→ **Given problem**
Check each line for the string "kroków". Give only the count of lines that have it.

——

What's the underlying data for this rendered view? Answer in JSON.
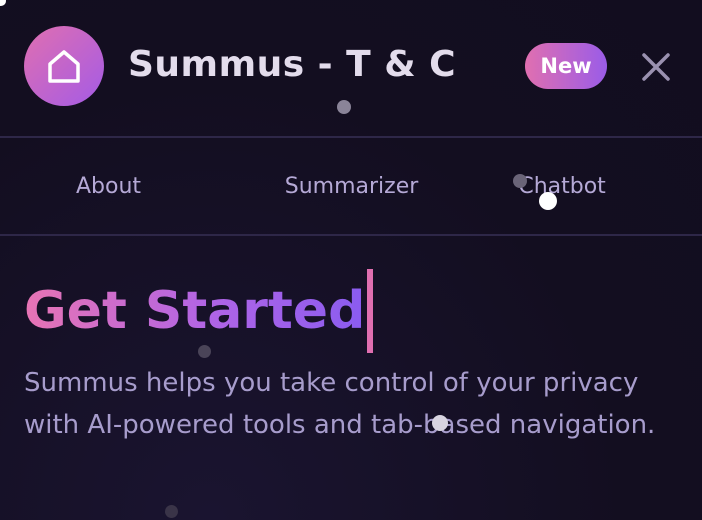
{
  "header": {
    "title": "Summus - T & C",
    "badge": "New",
    "logo_icon": "home-icon",
    "close_icon": "close-icon"
  },
  "tabs": [
    {
      "label": "About"
    },
    {
      "label": "Summarizer"
    },
    {
      "label": "Chatbot"
    }
  ],
  "main": {
    "heading": "Get Started",
    "description": "Summus helps you take control of your privacy with AI-powered tools and tab-based navigation."
  },
  "colors": {
    "background": "#140f22",
    "accent_pink": "#e06fb0",
    "accent_purple": "#9a5ce8",
    "text_muted": "#a79ccc",
    "divider": "#2e2748"
  }
}
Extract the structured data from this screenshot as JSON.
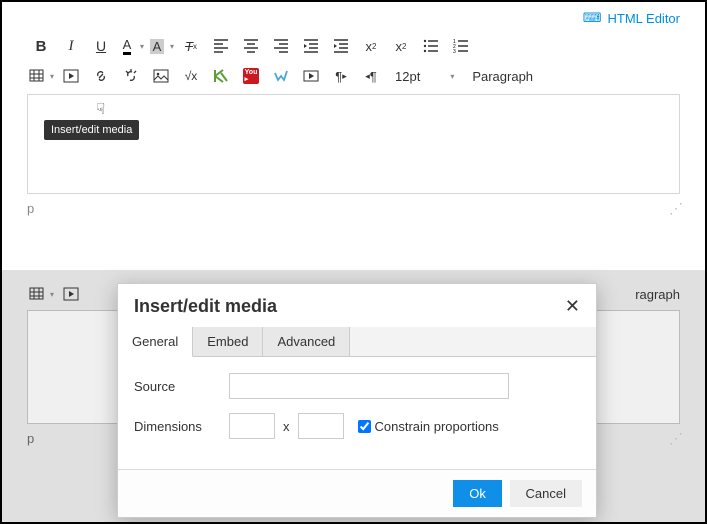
{
  "header": {
    "html_editor_label": "HTML Editor"
  },
  "toolbar": {
    "font_size": "12pt",
    "block_format": "Paragraph"
  },
  "status_path": "p",
  "tooltip": "Insert/edit media",
  "modal": {
    "title": "Insert/edit media",
    "tabs": {
      "general": "General",
      "embed": "Embed",
      "advanced": "Advanced"
    },
    "fields": {
      "source_label": "Source",
      "dimensions_label": "Dimensions",
      "constrain_label": "Constrain proportions",
      "dim_sep": "x"
    },
    "buttons": {
      "ok": "Ok",
      "cancel": "Cancel"
    }
  },
  "gray": {
    "block_format": "ragraph",
    "status_path": "p"
  }
}
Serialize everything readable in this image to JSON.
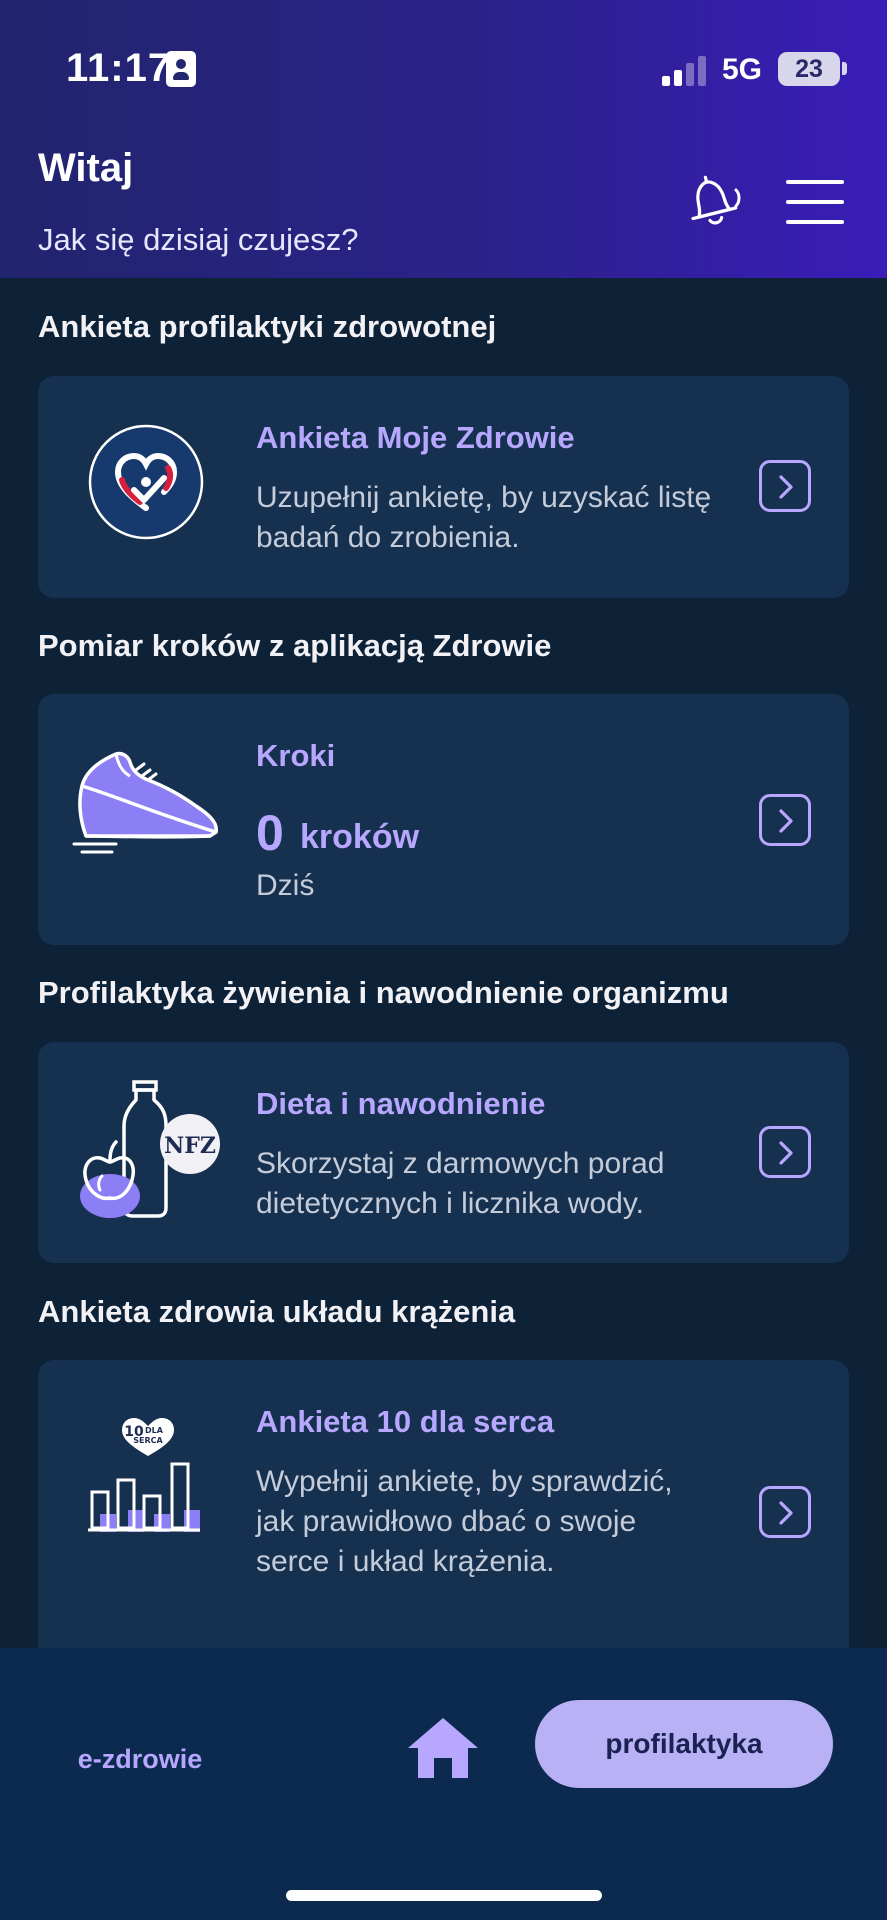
{
  "status_bar": {
    "time": "11:17",
    "network": "5G",
    "battery": "23"
  },
  "header": {
    "greeting": "Witaj",
    "subtitle": "Jak się dzisiaj czujesz?"
  },
  "sections": [
    {
      "title": "Ankieta profilaktyki zdrowotnej",
      "card": {
        "title": "Ankieta Moje Zdrowie",
        "text": "Uzupełnij ankietę, by uzyskać listę badań do zrobienia.",
        "icon": "heart-check-icon"
      }
    },
    {
      "title": "Pomiar kroków z aplikacją Zdrowie",
      "card": {
        "title": "Kroki",
        "steps_value": "0",
        "steps_unit": "kroków",
        "period": "Dziś",
        "icon": "sneaker-icon"
      }
    },
    {
      "title": "Profilaktyka żywienia i nawodnienie organizmu",
      "card": {
        "title": "Dieta i nawodnienie",
        "text": "Skorzystaj z darmowych porad dietetycznych i licznika wody.",
        "icon": "apple-bottle-icon",
        "badge": "NFZ"
      }
    },
    {
      "title": "Ankieta zdrowia układu krążenia",
      "card": {
        "title": "Ankieta 10 dla serca",
        "text": "Wypełnij ankietę, by sprawdzić, jak prawidłowo dbać o swoje serce i układ krążenia.",
        "icon": "ten-for-heart-icon",
        "badge_number": "10",
        "badge_line1": "DLA",
        "badge_line2": "SERCA"
      }
    }
  ],
  "bottom_nav": {
    "left": "e-zdrowie",
    "center_icon": "home-icon",
    "right": "profilaktyka"
  },
  "colors": {
    "accent": "#b7a7ff",
    "background": "#0d2137",
    "card": "#16304f",
    "nav_active": "#b8b1f5"
  }
}
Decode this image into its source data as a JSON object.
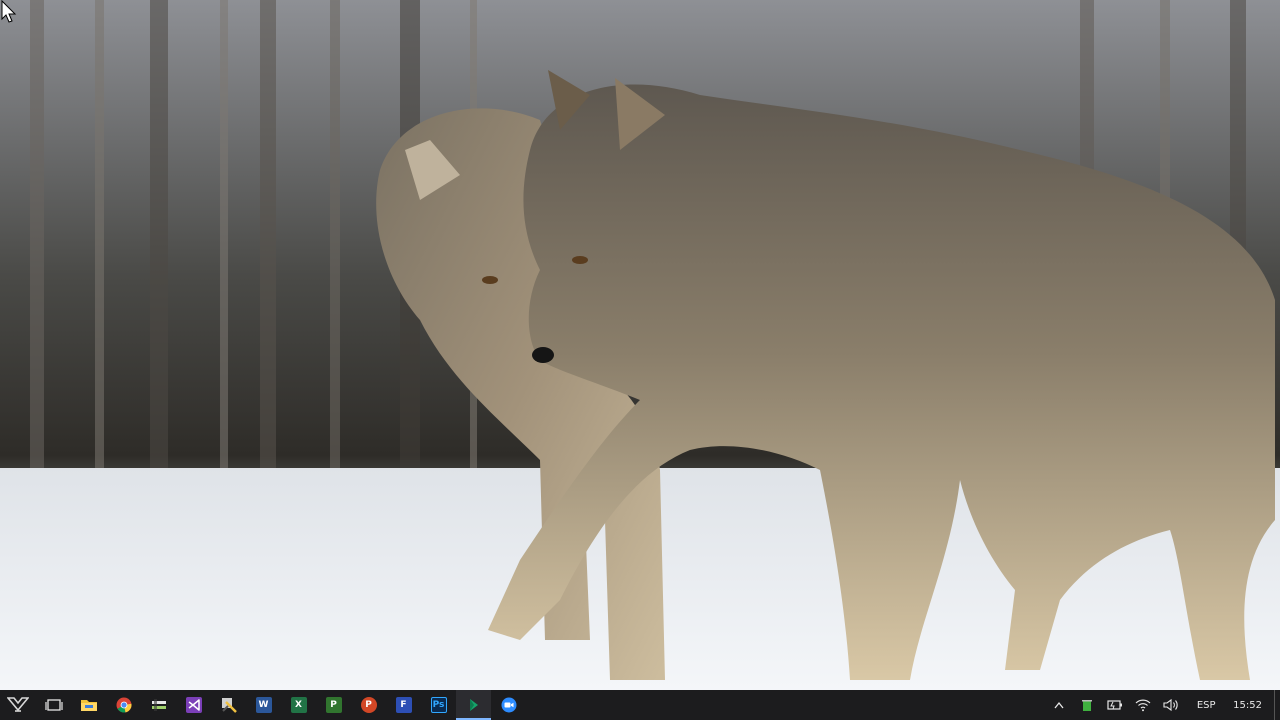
{
  "desktop": {
    "wallpaper": "two-gray-wolves-snow"
  },
  "taskbar": {
    "start_icon": "start-icon",
    "apps": [
      {
        "name": "task-view",
        "icon": "task-view-icon",
        "color": "#e6e6e6"
      },
      {
        "name": "file-explorer",
        "icon": "folder-icon",
        "color": "#f3c338"
      },
      {
        "name": "chrome",
        "icon": "chrome-icon",
        "color": "#4b8bf4"
      },
      {
        "name": "toolbox",
        "icon": "tools-icon",
        "color": "#cfcfcf"
      },
      {
        "name": "visual-studio",
        "icon": "visual-studio-icon",
        "color": "#7b3fb8"
      },
      {
        "name": "utility",
        "icon": "utility-icon",
        "color": "#d0d0d0"
      },
      {
        "name": "word",
        "icon": "word-icon",
        "color": "#2b579a",
        "label": "W"
      },
      {
        "name": "excel",
        "icon": "excel-icon",
        "color": "#217346",
        "label": "X"
      },
      {
        "name": "project",
        "icon": "project-icon",
        "color": "#31752f",
        "label": "P"
      },
      {
        "name": "powerpoint",
        "icon": "powerpoint-icon",
        "color": "#d24726",
        "label": "P"
      },
      {
        "name": "flow-app",
        "icon": "flow-icon",
        "color": "#2d4fb5",
        "label": "F"
      },
      {
        "name": "photoshop",
        "icon": "photoshop-icon",
        "color": "#0a2a4f",
        "label": "Ps"
      },
      {
        "name": "camtasia",
        "icon": "camtasia-icon",
        "color": "#16a36a"
      },
      {
        "name": "zoom",
        "icon": "zoom-icon",
        "color": "#2d8cff"
      }
    ],
    "tray": {
      "chevron_icon": "chevron-up-icon",
      "language": "ESP",
      "time": "15:52"
    }
  }
}
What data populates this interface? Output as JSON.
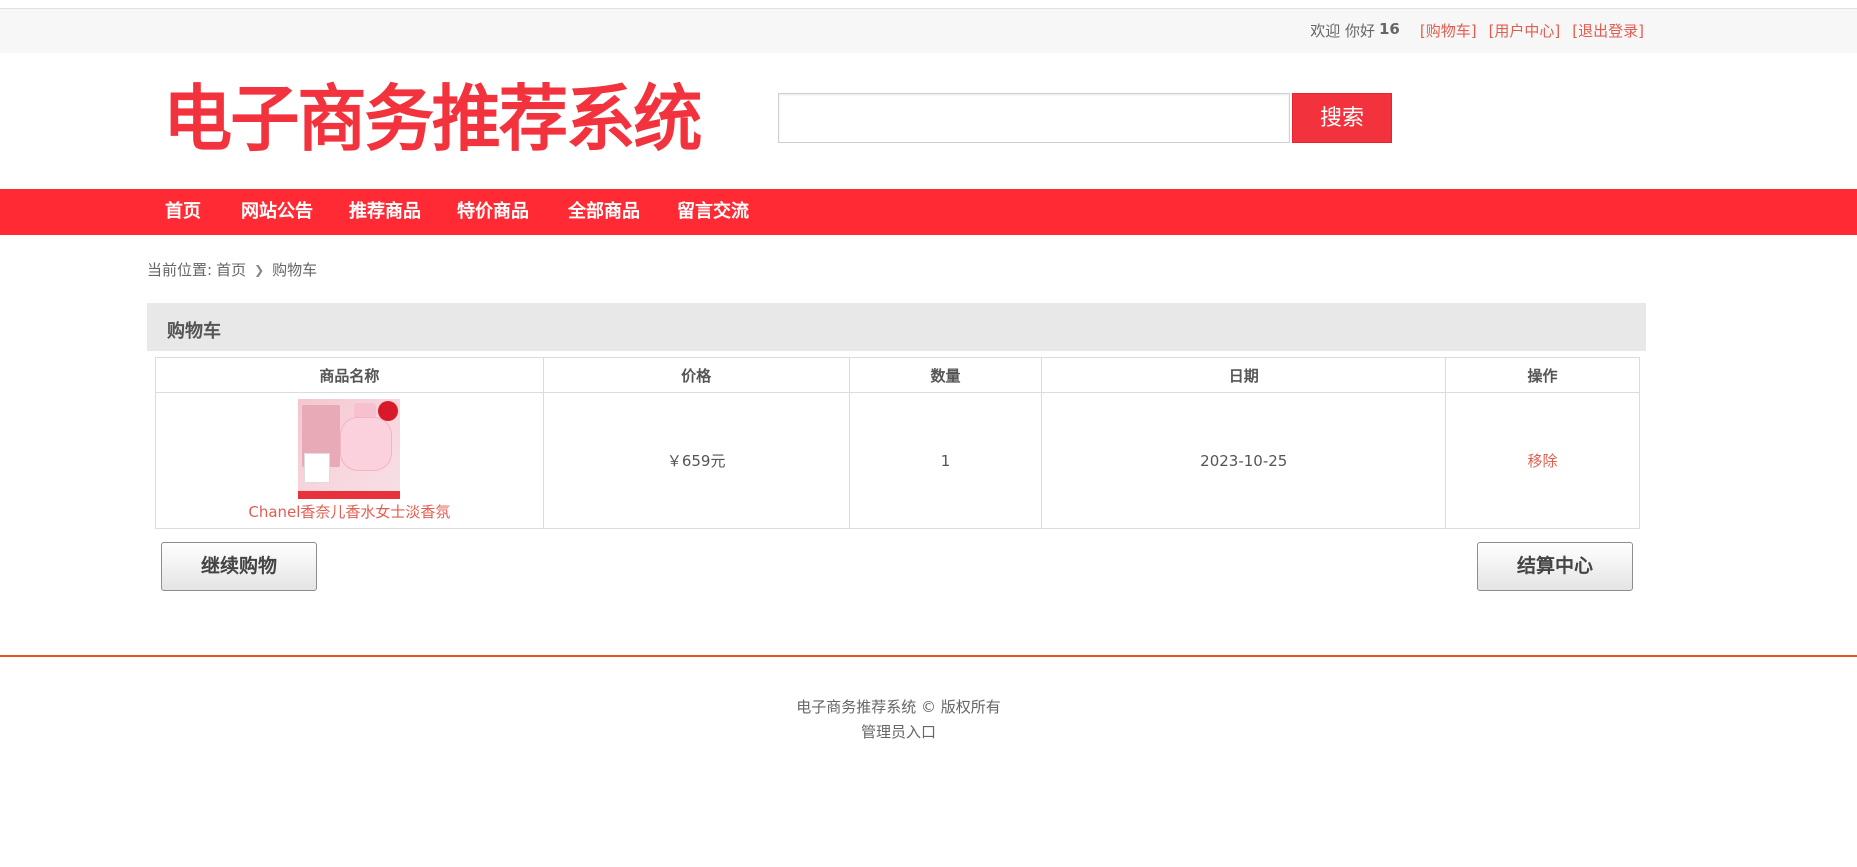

——

→ **Result for this task**
2